- **Records to use**:
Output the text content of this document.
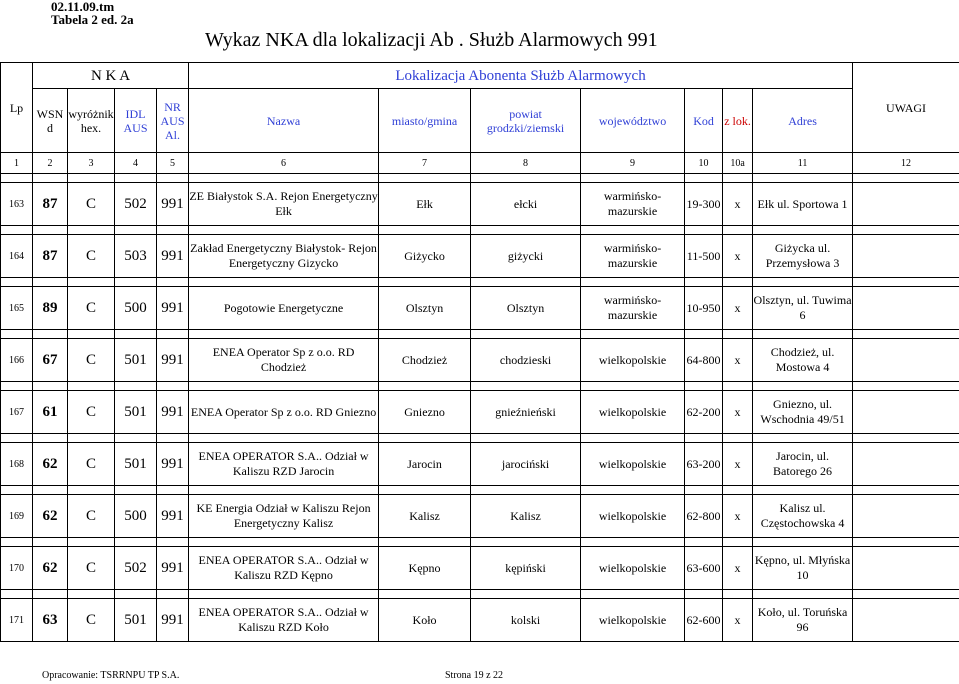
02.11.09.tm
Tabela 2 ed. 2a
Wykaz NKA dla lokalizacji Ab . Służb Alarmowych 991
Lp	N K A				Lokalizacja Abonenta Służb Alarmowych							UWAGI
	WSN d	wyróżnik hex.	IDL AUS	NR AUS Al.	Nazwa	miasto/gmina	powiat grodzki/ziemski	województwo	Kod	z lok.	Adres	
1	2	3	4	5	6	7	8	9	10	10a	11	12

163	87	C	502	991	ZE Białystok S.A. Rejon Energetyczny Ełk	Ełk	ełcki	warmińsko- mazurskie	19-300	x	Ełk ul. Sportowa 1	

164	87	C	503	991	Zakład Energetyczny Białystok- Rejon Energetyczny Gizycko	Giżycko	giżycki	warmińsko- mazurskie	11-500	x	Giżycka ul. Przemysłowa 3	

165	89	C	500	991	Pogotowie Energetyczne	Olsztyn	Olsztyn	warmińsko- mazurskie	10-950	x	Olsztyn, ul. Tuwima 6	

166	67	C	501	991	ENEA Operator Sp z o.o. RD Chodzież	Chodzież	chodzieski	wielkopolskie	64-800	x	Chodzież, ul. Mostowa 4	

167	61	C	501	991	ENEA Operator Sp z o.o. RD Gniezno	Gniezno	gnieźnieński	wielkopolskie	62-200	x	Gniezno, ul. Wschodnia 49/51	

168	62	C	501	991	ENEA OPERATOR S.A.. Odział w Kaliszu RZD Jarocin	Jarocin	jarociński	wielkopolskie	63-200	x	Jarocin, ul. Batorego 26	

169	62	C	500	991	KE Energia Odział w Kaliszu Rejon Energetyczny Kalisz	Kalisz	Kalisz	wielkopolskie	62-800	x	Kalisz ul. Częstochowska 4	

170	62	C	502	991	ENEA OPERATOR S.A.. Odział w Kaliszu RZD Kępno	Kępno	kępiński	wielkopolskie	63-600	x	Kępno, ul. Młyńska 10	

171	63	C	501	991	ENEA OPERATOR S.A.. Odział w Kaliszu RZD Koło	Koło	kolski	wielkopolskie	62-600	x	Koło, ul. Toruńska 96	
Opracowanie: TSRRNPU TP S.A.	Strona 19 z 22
==
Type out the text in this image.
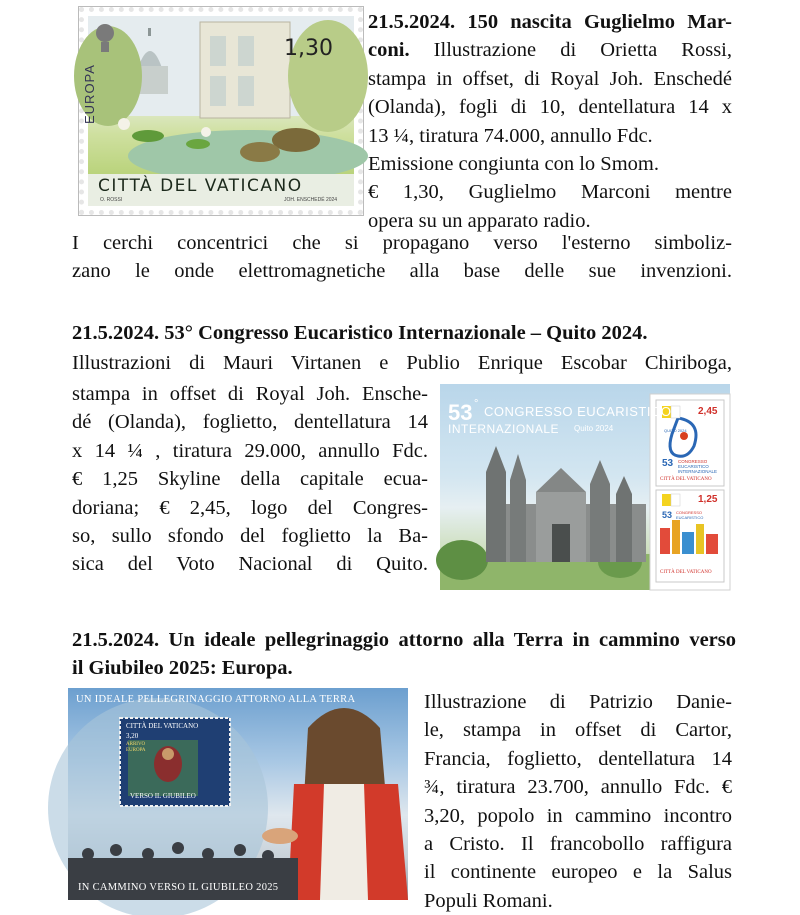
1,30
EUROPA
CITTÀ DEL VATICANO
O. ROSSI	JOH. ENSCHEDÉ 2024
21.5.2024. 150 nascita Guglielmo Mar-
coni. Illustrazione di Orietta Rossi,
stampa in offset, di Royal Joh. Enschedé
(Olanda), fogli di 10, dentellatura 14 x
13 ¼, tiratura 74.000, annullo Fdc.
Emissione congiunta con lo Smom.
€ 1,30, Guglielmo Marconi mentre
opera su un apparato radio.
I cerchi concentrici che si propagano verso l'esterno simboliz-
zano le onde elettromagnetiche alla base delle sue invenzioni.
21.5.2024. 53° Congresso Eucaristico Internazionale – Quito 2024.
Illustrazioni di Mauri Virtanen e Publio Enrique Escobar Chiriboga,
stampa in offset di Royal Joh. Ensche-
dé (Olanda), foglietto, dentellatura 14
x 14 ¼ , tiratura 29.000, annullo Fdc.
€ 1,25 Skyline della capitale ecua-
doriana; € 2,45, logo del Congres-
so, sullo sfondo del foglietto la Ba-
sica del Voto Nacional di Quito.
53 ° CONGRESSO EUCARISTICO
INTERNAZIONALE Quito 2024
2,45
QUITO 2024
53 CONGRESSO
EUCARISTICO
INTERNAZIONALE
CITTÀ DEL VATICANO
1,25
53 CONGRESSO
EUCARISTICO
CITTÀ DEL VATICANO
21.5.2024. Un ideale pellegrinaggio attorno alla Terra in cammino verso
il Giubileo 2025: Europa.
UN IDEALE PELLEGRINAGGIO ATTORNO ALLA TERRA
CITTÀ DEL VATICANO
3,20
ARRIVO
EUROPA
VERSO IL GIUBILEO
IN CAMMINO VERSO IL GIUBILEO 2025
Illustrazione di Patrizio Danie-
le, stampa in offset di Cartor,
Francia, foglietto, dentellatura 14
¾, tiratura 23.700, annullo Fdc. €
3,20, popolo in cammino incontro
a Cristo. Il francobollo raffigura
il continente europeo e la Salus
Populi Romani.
---
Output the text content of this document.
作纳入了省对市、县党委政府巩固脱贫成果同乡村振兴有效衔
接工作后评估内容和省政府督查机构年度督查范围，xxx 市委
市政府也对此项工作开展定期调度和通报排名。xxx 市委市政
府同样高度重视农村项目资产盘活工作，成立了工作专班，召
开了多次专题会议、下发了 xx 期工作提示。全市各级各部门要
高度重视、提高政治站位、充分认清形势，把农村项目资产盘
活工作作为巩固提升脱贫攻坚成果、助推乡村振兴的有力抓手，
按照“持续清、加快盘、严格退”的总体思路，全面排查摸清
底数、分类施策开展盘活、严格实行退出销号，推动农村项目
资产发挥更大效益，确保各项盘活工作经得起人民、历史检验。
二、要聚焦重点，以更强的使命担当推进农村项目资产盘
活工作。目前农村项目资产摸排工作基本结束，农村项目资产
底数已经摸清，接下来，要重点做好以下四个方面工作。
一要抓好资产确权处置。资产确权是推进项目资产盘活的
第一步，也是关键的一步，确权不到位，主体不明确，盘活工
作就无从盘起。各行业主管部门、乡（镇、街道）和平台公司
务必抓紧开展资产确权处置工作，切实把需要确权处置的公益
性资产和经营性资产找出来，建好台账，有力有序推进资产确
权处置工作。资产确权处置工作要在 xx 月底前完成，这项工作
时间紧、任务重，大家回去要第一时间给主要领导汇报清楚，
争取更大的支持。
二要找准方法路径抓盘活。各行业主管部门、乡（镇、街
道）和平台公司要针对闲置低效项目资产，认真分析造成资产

- **Written task**: Count the lines of the listing above that include the word "Royal" and state the total with nothing else.

- **Exercise solution**: 2